-------- PROVIDED ENTRIES

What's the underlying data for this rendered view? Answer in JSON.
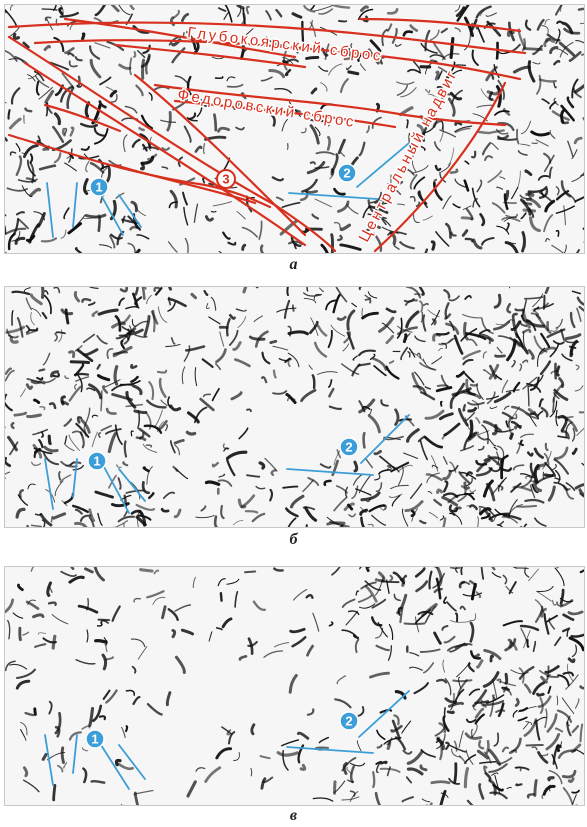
{
  "captions": {
    "a": "а",
    "b": "б",
    "c": "в"
  },
  "fault_labels": {
    "glubokoyarsky": "Глубокоярский сброс",
    "fedorovsky": "Федоровский сброс",
    "central_thrust": "Центральный надвиг"
  },
  "markers": {
    "one": "1",
    "two": "2",
    "three": "3"
  },
  "colors": {
    "fault_red": "#d8301e",
    "marker_blue": "#3b9ed8",
    "texture_black": "#111111",
    "panel_bg": "#f6f6f6"
  }
}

----------------

WRITTEN EXERCISE: Locate the word "сброс" in the entries, and copy every line where it is found.

RESULT:
    "glubokoyarsky": "Глубокоярский сброс",
    "fedorovsky": "Федоровский сброс",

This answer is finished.